* **TASK DIRECTIONS**: Repeat the entries that follow verbatim, without any of their pictures.

+++

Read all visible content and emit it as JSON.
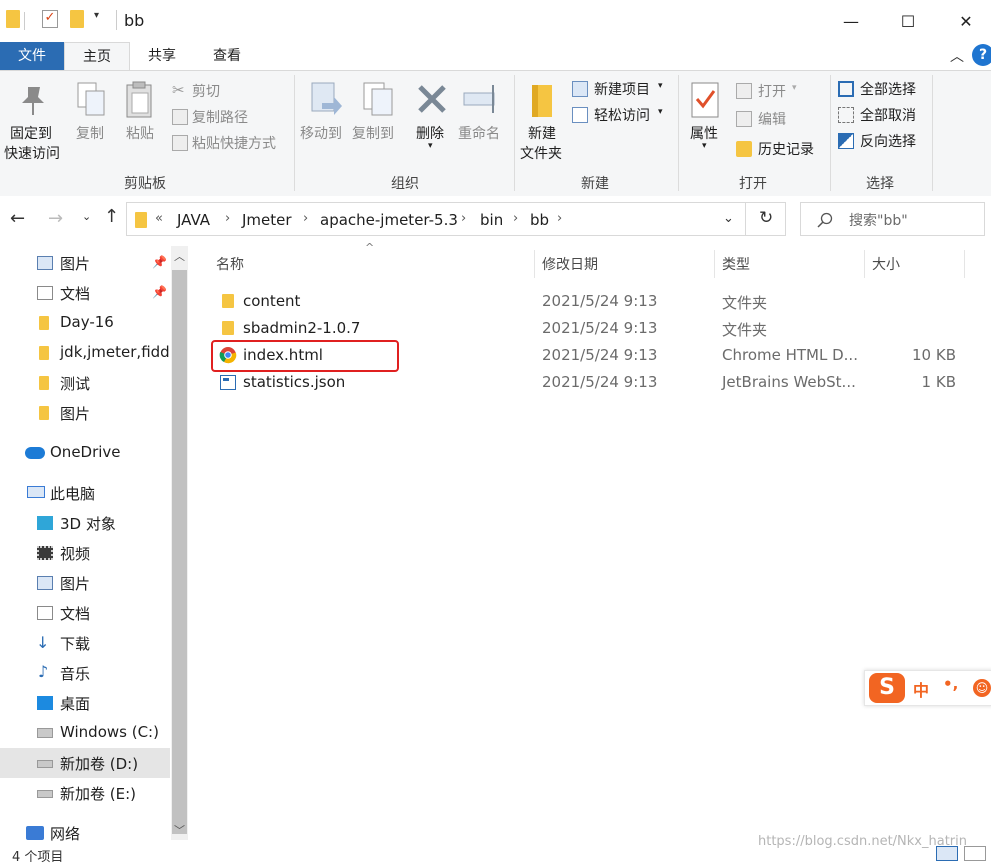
{
  "window": {
    "title": "bb",
    "minimize": "—",
    "maximize": "☐",
    "close": "✕"
  },
  "ribbon_tabs": [
    "文件",
    "主页",
    "共享",
    "查看"
  ],
  "ribbon": {
    "clipboard": {
      "pin_quick_access_line1": "固定到",
      "pin_quick_access_line2": "快速访问",
      "copy": "复制",
      "paste": "粘贴",
      "cut": "剪切",
      "copy_path": "复制路径",
      "paste_shortcut": "粘贴快捷方式",
      "group": "剪贴板"
    },
    "organize": {
      "move_to": "移动到",
      "copy_to": "复制到",
      "delete": "删除",
      "rename": "重命名",
      "group": "组织"
    },
    "new": {
      "new_folder_line1": "新建",
      "new_folder_line2": "文件夹",
      "new_item": "新建项目",
      "easy_access": "轻松访问",
      "group": "新建"
    },
    "open": {
      "properties": "属性",
      "open": "打开",
      "edit": "编辑",
      "history": "历史记录",
      "group": "打开"
    },
    "select": {
      "select_all": "全部选择",
      "select_none": "全部取消",
      "invert": "反向选择",
      "group": "选择"
    }
  },
  "address": {
    "overflow": "«",
    "crumbs": [
      "JAVA",
      "Jmeter",
      "apache-jmeter-5.3",
      "bin",
      "bb"
    ],
    "search_placeholder": "搜索\"bb\""
  },
  "sidebar": {
    "quick": [
      {
        "label": "图片",
        "icon": "pictures-icon",
        "pinned": true
      },
      {
        "label": "文档",
        "icon": "documents-icon",
        "pinned": true
      },
      {
        "label": "Day-16",
        "icon": "folder-icon"
      },
      {
        "label": "jdk,jmeter,fiddl",
        "icon": "folder-icon"
      },
      {
        "label": "测试",
        "icon": "folder-icon"
      },
      {
        "label": "图片",
        "icon": "folder-icon"
      }
    ],
    "onedrive": "OneDrive",
    "this_pc": "此电脑",
    "pc_items": [
      {
        "label": "3D 对象",
        "icon": "3d-objects-icon"
      },
      {
        "label": "视频",
        "icon": "videos-icon"
      },
      {
        "label": "图片",
        "icon": "pictures-icon"
      },
      {
        "label": "文档",
        "icon": "documents-icon"
      },
      {
        "label": "下载",
        "icon": "downloads-icon"
      },
      {
        "label": "音乐",
        "icon": "music-icon"
      },
      {
        "label": "桌面",
        "icon": "desktop-icon"
      },
      {
        "label": "Windows (C:)",
        "icon": "drive-icon"
      },
      {
        "label": "新加卷 (D:)",
        "icon": "drive-icon",
        "selected": true
      },
      {
        "label": "新加卷 (E:)",
        "icon": "drive-icon"
      }
    ],
    "network": "网络"
  },
  "columns": {
    "name": "名称",
    "date": "修改日期",
    "type": "类型",
    "size": "大小"
  },
  "files": [
    {
      "name": "content",
      "date": "2021/5/24 9:13",
      "type": "文件夹",
      "size": "",
      "icon": "folder-icon"
    },
    {
      "name": "sbadmin2-1.0.7",
      "date": "2021/5/24 9:13",
      "type": "文件夹",
      "size": "",
      "icon": "folder-icon"
    },
    {
      "name": "index.html",
      "date": "2021/5/24 9:13",
      "type": "Chrome HTML D...",
      "size": "10 KB",
      "icon": "chrome-icon"
    },
    {
      "name": "statistics.json",
      "date": "2021/5/24 9:13",
      "type": "JetBrains WebSt...",
      "size": "1 KB",
      "icon": "json-file-icon"
    }
  ],
  "status": "4 个项目",
  "ime": {
    "logo": "S",
    "mode": "中",
    "punct": "•,"
  },
  "watermark": "https://blog.csdn.net/Nkx_hatrin",
  "colors": {
    "accent": "#2b6cb3",
    "folder": "#f5c542",
    "highlight": "#e02020"
  }
}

+++

* **TASK SOLUTION**:
Read all visible content and emit it as JSON.
{
  "window": {
    "title": "bb",
    "minimize": "—",
    "maximize": "☐",
    "close": "✕"
  },
  "ribbon_tabs": [
    "文件",
    "主页",
    "共享",
    "查看"
  ],
  "ribbon": {
    "clipboard": {
      "pin_quick_access_line1": "固定到",
      "pin_quick_access_line2": "快速访问",
      "copy": "复制",
      "paste": "粘贴",
      "cut": "剪切",
      "copy_path": "复制路径",
      "paste_shortcut": "粘贴快捷方式",
      "group": "剪贴板"
    },
    "organize": {
      "move_to": "移动到",
      "copy_to": "复制到",
      "delete": "删除",
      "rename": "重命名",
      "group": "组织"
    },
    "new": {
      "new_folder_line1": "新建",
      "new_folder_line2": "文件夹",
      "new_item": "新建项目",
      "easy_access": "轻松访问",
      "group": "新建"
    },
    "open": {
      "properties": "属性",
      "open": "打开",
      "edit": "编辑",
      "history": "历史记录",
      "group": "打开"
    },
    "select": {
      "select_all": "全部选择",
      "select_none": "全部取消",
      "invert": "反向选择",
      "group": "选择"
    }
  },
  "address": {
    "overflow": "«",
    "crumbs": [
      "JAVA",
      "Jmeter",
      "apache-jmeter-5.3",
      "bin",
      "bb"
    ],
    "search_placeholder": "搜索\"bb\""
  },
  "sidebar": {
    "quick": [
      {
        "label": "图片",
        "icon": "pictures-icon",
        "pinned": true
      },
      {
        "label": "文档",
        "icon": "documents-icon",
        "pinned": true
      },
      {
        "label": "Day-16",
        "icon": "folder-icon"
      },
      {
        "label": "jdk,jmeter,fiddl",
        "icon": "folder-icon"
      },
      {
        "label": "测试",
        "icon": "folder-icon"
      },
      {
        "label": "图片",
        "icon": "folder-icon"
      }
    ],
    "onedrive": "OneDrive",
    "this_pc": "此电脑",
    "pc_items": [
      {
        "label": "3D 对象",
        "icon": "3d-objects-icon"
      },
      {
        "label": "视频",
        "icon": "videos-icon"
      },
      {
        "label": "图片",
        "icon": "pictures-icon"
      },
      {
        "label": "文档",
        "icon": "documents-icon"
      },
      {
        "label": "下载",
        "icon": "downloads-icon"
      },
      {
        "label": "音乐",
        "icon": "music-icon"
      },
      {
        "label": "桌面",
        "icon": "desktop-icon"
      },
      {
        "label": "Windows (C:)",
        "icon": "drive-icon"
      },
      {
        "label": "新加卷 (D:)",
        "icon": "drive-icon",
        "selected": true
      },
      {
        "label": "新加卷 (E:)",
        "icon": "drive-icon"
      }
    ],
    "network": "网络"
  },
  "columns": {
    "name": "名称",
    "date": "修改日期",
    "type": "类型",
    "size": "大小"
  },
  "files": [
    {
      "name": "content",
      "date": "2021/5/24 9:13",
      "type": "文件夹",
      "size": "",
      "icon": "folder-icon"
    },
    {
      "name": "sbadmin2-1.0.7",
      "date": "2021/5/24 9:13",
      "type": "文件夹",
      "size": "",
      "icon": "folder-icon"
    },
    {
      "name": "index.html",
      "date": "2021/5/24 9:13",
      "type": "Chrome HTML D...",
      "size": "10 KB",
      "icon": "chrome-icon"
    },
    {
      "name": "statistics.json",
      "date": "2021/5/24 9:13",
      "type": "JetBrains WebSt...",
      "size": "1 KB",
      "icon": "json-file-icon"
    }
  ],
  "status": "4 个项目",
  "ime": {
    "logo": "S",
    "mode": "中",
    "punct": "•,"
  },
  "watermark": "https://blog.csdn.net/Nkx_hatrin",
  "colors": {
    "accent": "#2b6cb3",
    "folder": "#f5c542",
    "highlight": "#e02020"
  }
}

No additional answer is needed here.